#### STATED PROBLEM
Give a verbatim copy of the lines below, minus the pictures.
━━━━
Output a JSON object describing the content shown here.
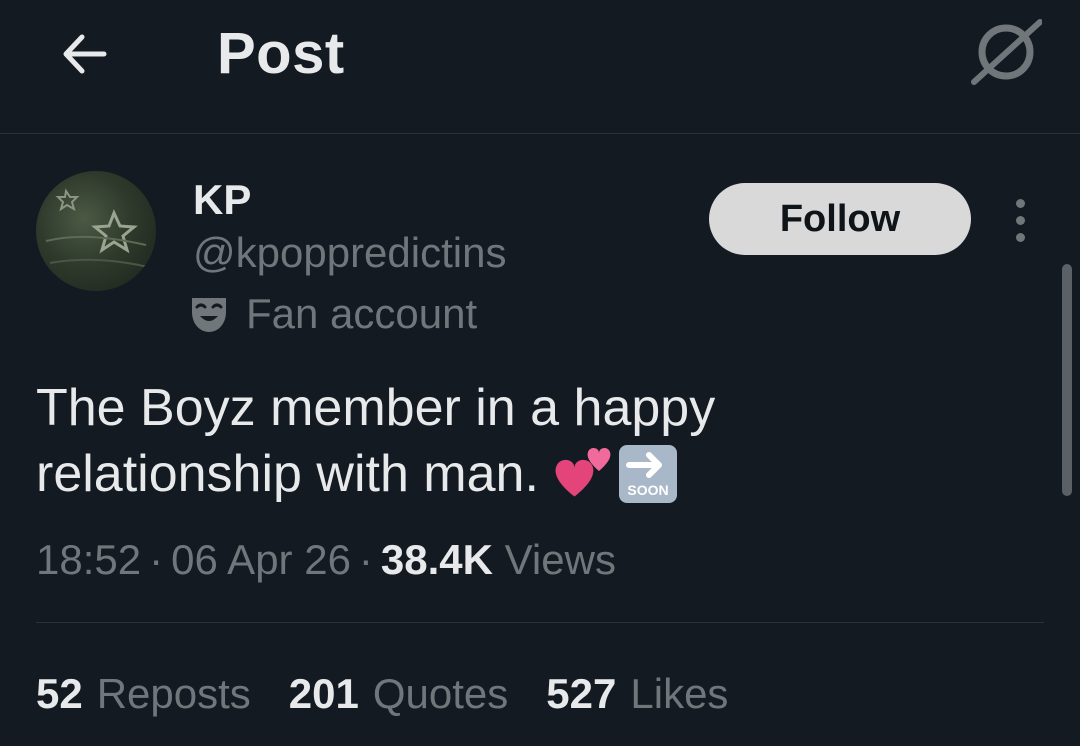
{
  "header": {
    "title": "Post",
    "back_icon": "arrow-left-icon",
    "grok_icon": "grok-icon"
  },
  "author": {
    "name": "KP",
    "handle": "@kpoppredictins",
    "affiliation_label": "Fan account",
    "affiliation_icon": "theater-mask-icon",
    "follow_label": "Follow",
    "more_icon": "more-vertical-icon"
  },
  "post": {
    "text_line1": "The Boyz member in a happy",
    "text_line2": "relationship with man.",
    "emojis": [
      "two-hearts-emoji",
      "soon-arrow-emoji"
    ]
  },
  "meta": {
    "time": "18:52",
    "date": "06 Apr 26",
    "views_count": "38.4K",
    "views_label": "Views"
  },
  "stats": {
    "reposts_count": "52",
    "reposts_label": "Reposts",
    "quotes_count": "201",
    "quotes_label": "Quotes",
    "likes_count": "527",
    "likes_label": "Likes"
  },
  "colors": {
    "background": "#141a22",
    "primary_text": "#e7e9ea",
    "secondary_text": "#71767b",
    "follow_button_bg": "#d9d9d9",
    "divider": "#2b3138"
  }
}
━━━━
#### TASK ANSWER
Output a JSON object describing the content shown here.
{
  "header": {
    "title": "Post",
    "back_icon": "arrow-left-icon",
    "grok_icon": "grok-icon"
  },
  "author": {
    "name": "KP",
    "handle": "@kpoppredictins",
    "affiliation_label": "Fan account",
    "affiliation_icon": "theater-mask-icon",
    "follow_label": "Follow",
    "more_icon": "more-vertical-icon"
  },
  "post": {
    "text_line1": "The Boyz member in a happy",
    "text_line2": "relationship with man.",
    "emojis": [
      "two-hearts-emoji",
      "soon-arrow-emoji"
    ]
  },
  "meta": {
    "time": "18:52",
    "date": "06 Apr 26",
    "views_count": "38.4K",
    "views_label": "Views"
  },
  "stats": {
    "reposts_count": "52",
    "reposts_label": "Reposts",
    "quotes_count": "201",
    "quotes_label": "Quotes",
    "likes_count": "527",
    "likes_label": "Likes"
  },
  "colors": {
    "background": "#141a22",
    "primary_text": "#e7e9ea",
    "secondary_text": "#71767b",
    "follow_button_bg": "#d9d9d9",
    "divider": "#2b3138"
  }
}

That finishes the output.